(Stored data entries)
▼

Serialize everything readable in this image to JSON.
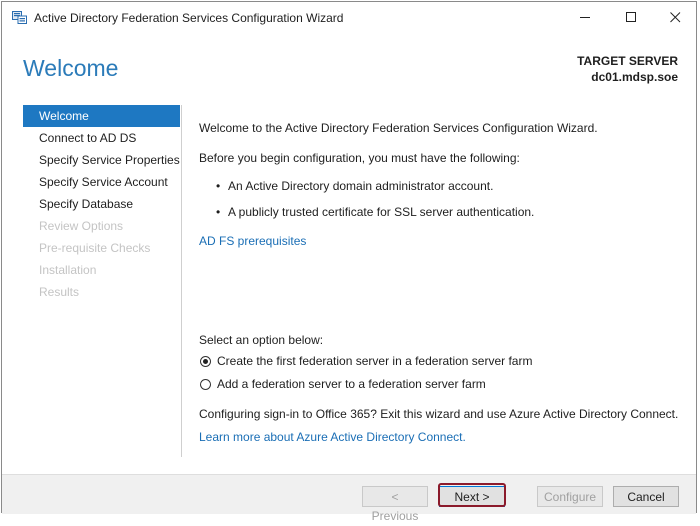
{
  "window": {
    "title": "Active Directory Federation Services Configuration Wizard",
    "icon": "adfs-server-icon",
    "controls": [
      "minimize-icon",
      "maximize-icon",
      "close-icon"
    ]
  },
  "header": {
    "title": "Welcome",
    "target_label": "TARGET SERVER",
    "target_name": "dc01.mdsp.soe"
  },
  "nav": {
    "items": [
      {
        "label": "Welcome",
        "state": "active"
      },
      {
        "label": "Connect to AD DS",
        "state": "enabled"
      },
      {
        "label": "Specify Service Properties",
        "state": "enabled"
      },
      {
        "label": "Specify Service Account",
        "state": "enabled"
      },
      {
        "label": "Specify Database",
        "state": "enabled"
      },
      {
        "label": "Review Options",
        "state": "disabled"
      },
      {
        "label": "Pre-requisite Checks",
        "state": "disabled"
      },
      {
        "label": "Installation",
        "state": "disabled"
      },
      {
        "label": "Results",
        "state": "disabled"
      }
    ]
  },
  "content": {
    "intro": "Welcome to the Active Directory Federation Services Configuration Wizard.",
    "prereq_heading": "Before you begin configuration, you must have the following:",
    "bullets": [
      "An Active Directory domain administrator account.",
      "A publicly trusted certificate for SSL server authentication."
    ],
    "prereq_link": "AD FS prerequisites",
    "option_heading": "Select an option below:",
    "options": [
      {
        "label": "Create the first federation server in a federation server farm",
        "checked": true
      },
      {
        "label": "Add a federation server to a federation server farm",
        "checked": false
      }
    ],
    "office_text": "Configuring sign-in to Office 365? Exit this wizard and use Azure Active Directory Connect.",
    "office_link": "Learn more about Azure Active Directory Connect."
  },
  "footer": {
    "previous": "< Previous",
    "next": "Next >",
    "configure": "Configure",
    "cancel": "Cancel"
  },
  "colors": {
    "accent": "#1e78c2",
    "title": "#2b7bb9",
    "link": "#1a6eb5",
    "highlight": "#8b1a2b"
  }
}
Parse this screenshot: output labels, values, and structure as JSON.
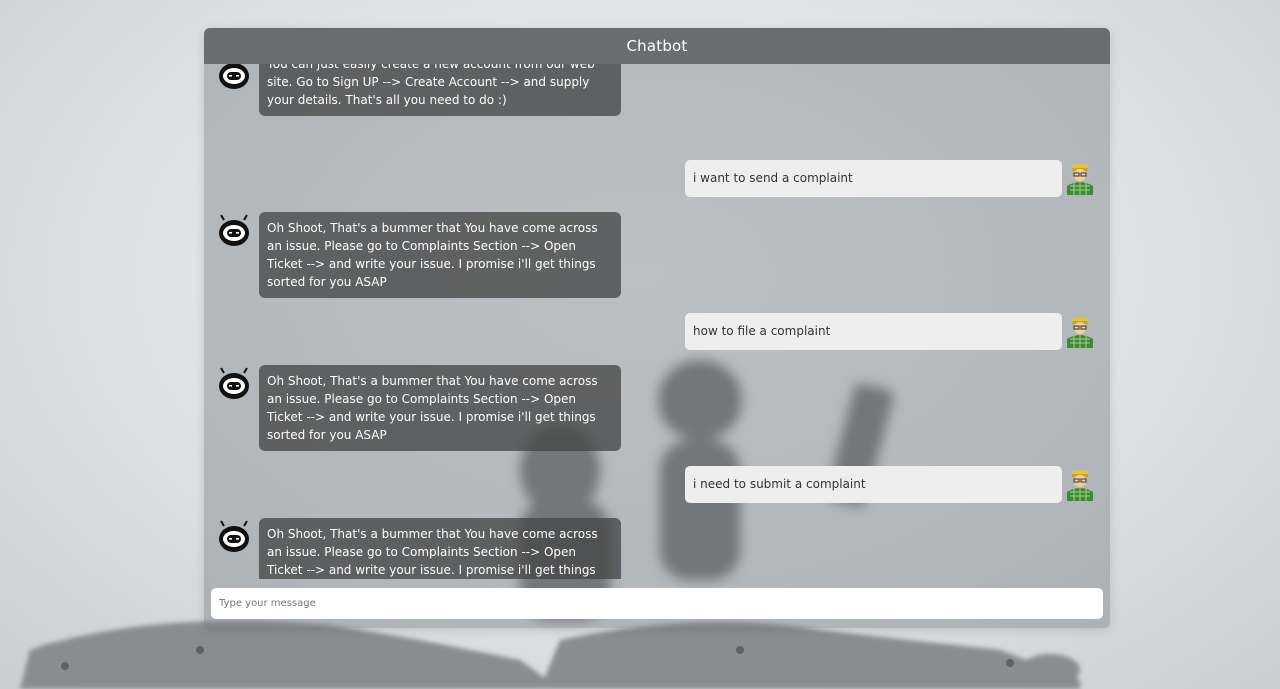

▲

● **Exercise**:
Among the entries above, identify all lines with "Services" and copy them.

● **Output of the exercise**:
    "title": "Active Directory Federation Services Configuration Wizard",
    "intro": "Welcome to the Active Directory Federation Services Configuration Wizard.",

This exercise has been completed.